__Data entries__

+ + + +

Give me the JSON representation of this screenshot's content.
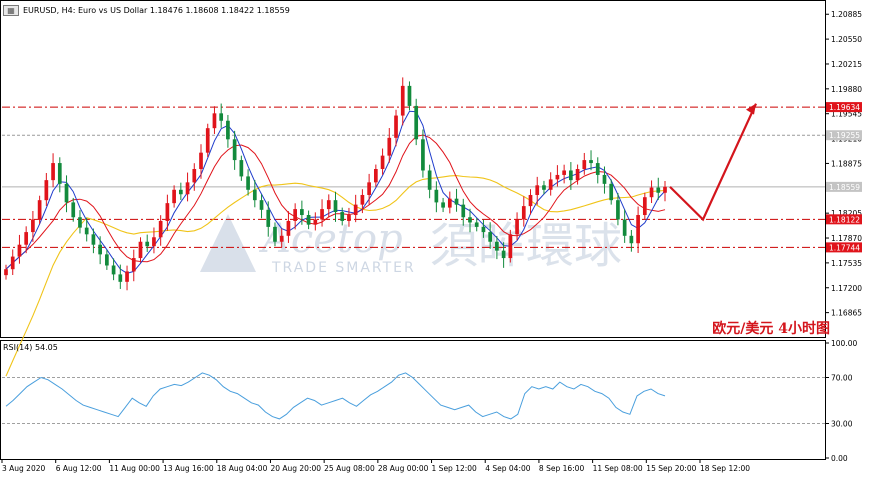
{
  "header": {
    "symbol_line": "EURUSD, H4:  Euro vs US Dollar  1.18476 1.18608 1.18422 1.18559",
    "icon": "chart-window-icon"
  },
  "rsi": {
    "label": "RSI(14) 54.05"
  },
  "annotation": {
    "text": "欧元/美元    4小时图"
  },
  "watermark": {
    "brand": "Acetop",
    "tagline": "TRADE SMARTER",
    "chinese": "須眸環球"
  },
  "colors": {
    "bull": "#e0141b",
    "bear": "#128a3c",
    "ma_fast": "#1f3ccc",
    "ma_mid": "#e0141b",
    "ma_slow": "#f0c419",
    "rsi_line": "#4a9fdd",
    "level_line": "#cc0000",
    "arrow": "#d4151c",
    "grid": "#c8c8c8"
  },
  "chart_data": {
    "type": "candlestick",
    "symbol": "EURUSD",
    "timeframe": "H4",
    "title": "EURUSD, H4:  Euro vs US Dollar",
    "ohlc_last": {
      "open": 1.18476,
      "high": 1.18608,
      "low": 1.18422,
      "close": 1.18559
    },
    "ylim": [
      1.1655,
      1.2105
    ],
    "y_ticks": [
      "1.20885",
      "1.20550",
      "1.20215",
      "1.19880",
      "1.19545",
      "1.19210",
      "1.18875",
      "1.18540",
      "1.18205",
      "1.17870",
      "1.17535",
      "1.17200",
      "1.16865"
    ],
    "x_ticks": [
      "3 Aug 2020",
      "6 Aug 12:00",
      "11 Aug 00:00",
      "13 Aug 16:00",
      "18 Aug 04:00",
      "20 Aug 20:00",
      "25 Aug 08:00",
      "28 Aug 00:00",
      "1 Sep 12:00",
      "4 Sep 04:00",
      "8 Sep 16:00",
      "11 Sep 08:00",
      "15 Sep 20:00",
      "18 Sep 12:00"
    ],
    "levels": [
      {
        "value": 1.19634,
        "label": "1.19634",
        "style": "dash-dot-red",
        "tag": "red"
      },
      {
        "value": 1.19255,
        "label": "1.19255",
        "style": "dashed-gray",
        "tag": "gray"
      },
      {
        "value": 1.18559,
        "label": "1.18559",
        "style": "solid-gray",
        "tag": "gray"
      },
      {
        "value": 1.18122,
        "label": "1.18122",
        "style": "dash-dot-red",
        "tag": "red"
      },
      {
        "value": 1.17744,
        "label": "1.17744",
        "style": "dash-dot-red",
        "tag": "red"
      }
    ],
    "closes": [
      1.1745,
      1.1762,
      1.1778,
      1.1795,
      1.1812,
      1.1838,
      1.1865,
      1.1888,
      1.186,
      1.1835,
      1.1815,
      1.1801,
      1.1792,
      1.1778,
      1.1765,
      1.175,
      1.1738,
      1.1728,
      1.1742,
      1.176,
      1.1782,
      1.1776,
      1.1788,
      1.181,
      1.1834,
      1.1852,
      1.1846,
      1.1862,
      1.188,
      1.1902,
      1.1935,
      1.1955,
      1.1945,
      1.192,
      1.1892,
      1.187,
      1.1852,
      1.1838,
      1.1825,
      1.1802,
      1.1782,
      1.179,
      1.181,
      1.1826,
      1.1818,
      1.1805,
      1.1812,
      1.1826,
      1.1838,
      1.1822,
      1.181,
      1.1818,
      1.1832,
      1.1845,
      1.1862,
      1.188,
      1.1898,
      1.1922,
      1.1952,
      1.1992,
      1.1965,
      1.192,
      1.1878,
      1.1852,
      1.1835,
      1.1828,
      1.184,
      1.1832,
      1.1815,
      1.1808,
      1.1802,
      1.1795,
      1.1782,
      1.177,
      1.176,
      1.1792,
      1.1812,
      1.183,
      1.1845,
      1.1858,
      1.1852,
      1.1866,
      1.1872,
      1.1878,
      1.1865,
      1.188,
      1.1892,
      1.1888,
      1.1872,
      1.186,
      1.1838,
      1.1812,
      1.179,
      1.178,
      1.1818,
      1.1842,
      1.1855,
      1.1848,
      1.1856
    ],
    "series": [
      {
        "name": "EURUSD",
        "kind": "candles"
      },
      {
        "kind": "moving-average-fast",
        "color": "#1f3ccc"
      },
      {
        "kind": "moving-average-mid",
        "color": "#e0141b"
      },
      {
        "kind": "moving-average-slow",
        "color": "#f0c419"
      }
    ],
    "forecast_arrow": {
      "from": 1.18559,
      "low": 1.1812,
      "target": 1.1968,
      "direction": "down-then-up"
    },
    "rsi_panel": {
      "name": "RSI(14)",
      "value": 54.05,
      "ylim": [
        0,
        100
      ],
      "y_ticks": [
        "100.00",
        "70.00",
        "30.00",
        "0.00"
      ],
      "levels": [
        70,
        30
      ],
      "values": [
        45,
        50,
        56,
        62,
        66,
        70,
        68,
        64,
        60,
        55,
        50,
        46,
        44,
        42,
        40,
        38,
        36,
        44,
        52,
        48,
        45,
        54,
        60,
        62,
        64,
        63,
        66,
        70,
        74,
        72,
        68,
        62,
        58,
        56,
        52,
        48,
        46,
        40,
        36,
        34,
        38,
        44,
        48,
        52,
        50,
        46,
        48,
        50,
        52,
        48,
        45,
        50,
        55,
        58,
        62,
        66,
        72,
        74,
        70,
        64,
        58,
        52,
        46,
        44,
        42,
        44,
        46,
        40,
        36,
        38,
        40,
        36,
        34,
        38,
        56,
        62,
        60,
        62,
        60,
        66,
        62,
        60,
        64,
        62,
        58,
        56,
        52,
        44,
        40,
        38,
        54,
        58,
        60,
        56,
        54
      ]
    }
  }
}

+ + + +

__What the task asks__
Print each entry shown above with exact wording and no pictures.

__Answer for this exercise__
Give me the JSON representation of this screenshot's content.
{
  "header": {
    "symbol_line": "EURUSD, H4:  Euro vs US Dollar  1.18476 1.18608 1.18422 1.18559",
    "icon": "chart-window-icon"
  },
  "rsi": {
    "label": "RSI(14) 54.05"
  },
  "annotation": {
    "text": "欧元/美元    4小时图"
  },
  "watermark": {
    "brand": "Acetop",
    "tagline": "TRADE SMARTER",
    "chinese": "須眸環球"
  },
  "colors": {
    "bull": "#e0141b",
    "bear": "#128a3c",
    "ma_fast": "#1f3ccc",
    "ma_mid": "#e0141b",
    "ma_slow": "#f0c419",
    "rsi_line": "#4a9fdd",
    "level_line": "#cc0000",
    "arrow": "#d4151c",
    "grid": "#c8c8c8"
  },
  "chart_data": {
    "type": "candlestick",
    "symbol": "EURUSD",
    "timeframe": "H4",
    "title": "EURUSD, H4:  Euro vs US Dollar",
    "ohlc_last": {
      "open": 1.18476,
      "high": 1.18608,
      "low": 1.18422,
      "close": 1.18559
    },
    "ylim": [
      1.1655,
      1.2105
    ],
    "y_ticks": [
      "1.20885",
      "1.20550",
      "1.20215",
      "1.19880",
      "1.19545",
      "1.19210",
      "1.18875",
      "1.18540",
      "1.18205",
      "1.17870",
      "1.17535",
      "1.17200",
      "1.16865"
    ],
    "x_ticks": [
      "3 Aug 2020",
      "6 Aug 12:00",
      "11 Aug 00:00",
      "13 Aug 16:00",
      "18 Aug 04:00",
      "20 Aug 20:00",
      "25 Aug 08:00",
      "28 Aug 00:00",
      "1 Sep 12:00",
      "4 Sep 04:00",
      "8 Sep 16:00",
      "11 Sep 08:00",
      "15 Sep 20:00",
      "18 Sep 12:00"
    ],
    "levels": [
      {
        "value": 1.19634,
        "label": "1.19634",
        "style": "dash-dot-red",
        "tag": "red"
      },
      {
        "value": 1.19255,
        "label": "1.19255",
        "style": "dashed-gray",
        "tag": "gray"
      },
      {
        "value": 1.18559,
        "label": "1.18559",
        "style": "solid-gray",
        "tag": "gray"
      },
      {
        "value": 1.18122,
        "label": "1.18122",
        "style": "dash-dot-red",
        "tag": "red"
      },
      {
        "value": 1.17744,
        "label": "1.17744",
        "style": "dash-dot-red",
        "tag": "red"
      }
    ],
    "closes": [
      1.1745,
      1.1762,
      1.1778,
      1.1795,
      1.1812,
      1.1838,
      1.1865,
      1.1888,
      1.186,
      1.1835,
      1.1815,
      1.1801,
      1.1792,
      1.1778,
      1.1765,
      1.175,
      1.1738,
      1.1728,
      1.1742,
      1.176,
      1.1782,
      1.1776,
      1.1788,
      1.181,
      1.1834,
      1.1852,
      1.1846,
      1.1862,
      1.188,
      1.1902,
      1.1935,
      1.1955,
      1.1945,
      1.192,
      1.1892,
      1.187,
      1.1852,
      1.1838,
      1.1825,
      1.1802,
      1.1782,
      1.179,
      1.181,
      1.1826,
      1.1818,
      1.1805,
      1.1812,
      1.1826,
      1.1838,
      1.1822,
      1.181,
      1.1818,
      1.1832,
      1.1845,
      1.1862,
      1.188,
      1.1898,
      1.1922,
      1.1952,
      1.1992,
      1.1965,
      1.192,
      1.1878,
      1.1852,
      1.1835,
      1.1828,
      1.184,
      1.1832,
      1.1815,
      1.1808,
      1.1802,
      1.1795,
      1.1782,
      1.177,
      1.176,
      1.1792,
      1.1812,
      1.183,
      1.1845,
      1.1858,
      1.1852,
      1.1866,
      1.1872,
      1.1878,
      1.1865,
      1.188,
      1.1892,
      1.1888,
      1.1872,
      1.186,
      1.1838,
      1.1812,
      1.179,
      1.178,
      1.1818,
      1.1842,
      1.1855,
      1.1848,
      1.1856
    ],
    "series": [
      {
        "name": "EURUSD",
        "kind": "candles"
      },
      {
        "kind": "moving-average-fast",
        "color": "#1f3ccc"
      },
      {
        "kind": "moving-average-mid",
        "color": "#e0141b"
      },
      {
        "kind": "moving-average-slow",
        "color": "#f0c419"
      }
    ],
    "forecast_arrow": {
      "from": 1.18559,
      "low": 1.1812,
      "target": 1.1968,
      "direction": "down-then-up"
    },
    "rsi_panel": {
      "name": "RSI(14)",
      "value": 54.05,
      "ylim": [
        0,
        100
      ],
      "y_ticks": [
        "100.00",
        "70.00",
        "30.00",
        "0.00"
      ],
      "levels": [
        70,
        30
      ],
      "values": [
        45,
        50,
        56,
        62,
        66,
        70,
        68,
        64,
        60,
        55,
        50,
        46,
        44,
        42,
        40,
        38,
        36,
        44,
        52,
        48,
        45,
        54,
        60,
        62,
        64,
        63,
        66,
        70,
        74,
        72,
        68,
        62,
        58,
        56,
        52,
        48,
        46,
        40,
        36,
        34,
        38,
        44,
        48,
        52,
        50,
        46,
        48,
        50,
        52,
        48,
        45,
        50,
        55,
        58,
        62,
        66,
        72,
        74,
        70,
        64,
        58,
        52,
        46,
        44,
        42,
        44,
        46,
        40,
        36,
        38,
        40,
        36,
        34,
        38,
        56,
        62,
        60,
        62,
        60,
        66,
        62,
        60,
        64,
        62,
        58,
        56,
        52,
        44,
        40,
        38,
        54,
        58,
        60,
        56,
        54
      ]
    }
  }
}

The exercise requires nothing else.